Prompt => Counting only lines that hold "позицию", give the total and nothing more.

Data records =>
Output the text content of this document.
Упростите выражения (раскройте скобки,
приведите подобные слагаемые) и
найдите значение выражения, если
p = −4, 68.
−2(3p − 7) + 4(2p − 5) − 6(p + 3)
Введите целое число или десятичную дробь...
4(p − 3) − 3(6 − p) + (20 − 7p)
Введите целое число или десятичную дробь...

* * *

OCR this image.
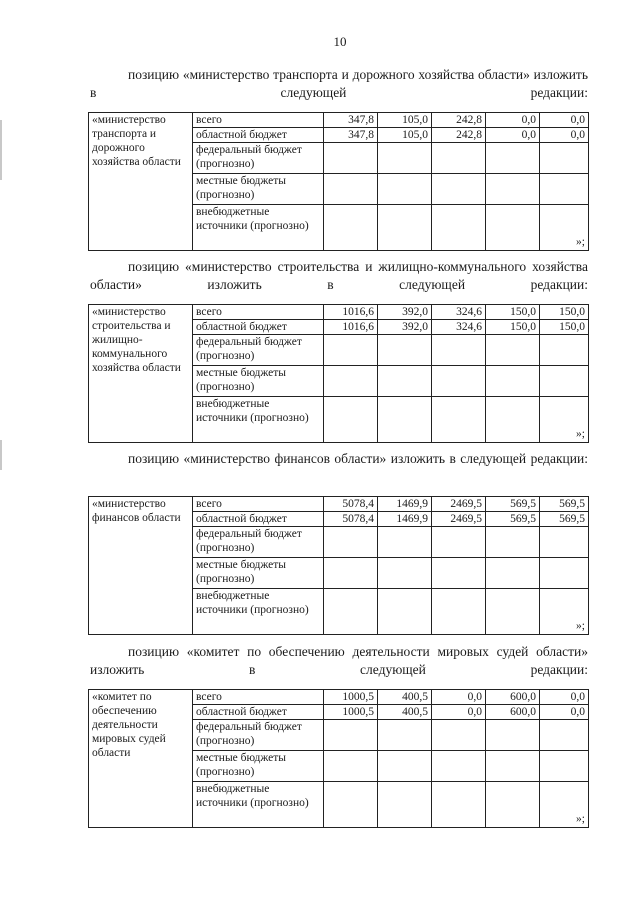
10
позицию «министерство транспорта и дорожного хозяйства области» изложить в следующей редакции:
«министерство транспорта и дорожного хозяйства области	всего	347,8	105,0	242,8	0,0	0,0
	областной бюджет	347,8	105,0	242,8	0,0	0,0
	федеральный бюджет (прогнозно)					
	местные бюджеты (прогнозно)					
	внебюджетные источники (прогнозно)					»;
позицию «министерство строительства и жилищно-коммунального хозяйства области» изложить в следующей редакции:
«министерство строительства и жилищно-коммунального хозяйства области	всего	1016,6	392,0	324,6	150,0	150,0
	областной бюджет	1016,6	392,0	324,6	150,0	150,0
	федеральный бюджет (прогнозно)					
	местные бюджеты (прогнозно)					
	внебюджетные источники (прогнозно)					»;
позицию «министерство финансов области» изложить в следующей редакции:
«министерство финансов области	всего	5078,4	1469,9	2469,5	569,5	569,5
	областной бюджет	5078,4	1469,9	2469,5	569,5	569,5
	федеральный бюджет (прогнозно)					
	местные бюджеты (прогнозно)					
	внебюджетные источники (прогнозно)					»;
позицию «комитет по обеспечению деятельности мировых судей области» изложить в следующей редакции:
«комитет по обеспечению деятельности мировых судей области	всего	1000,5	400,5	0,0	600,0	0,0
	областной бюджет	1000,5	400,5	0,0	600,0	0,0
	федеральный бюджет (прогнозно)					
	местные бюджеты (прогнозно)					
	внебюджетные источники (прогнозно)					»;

Exercise response => 4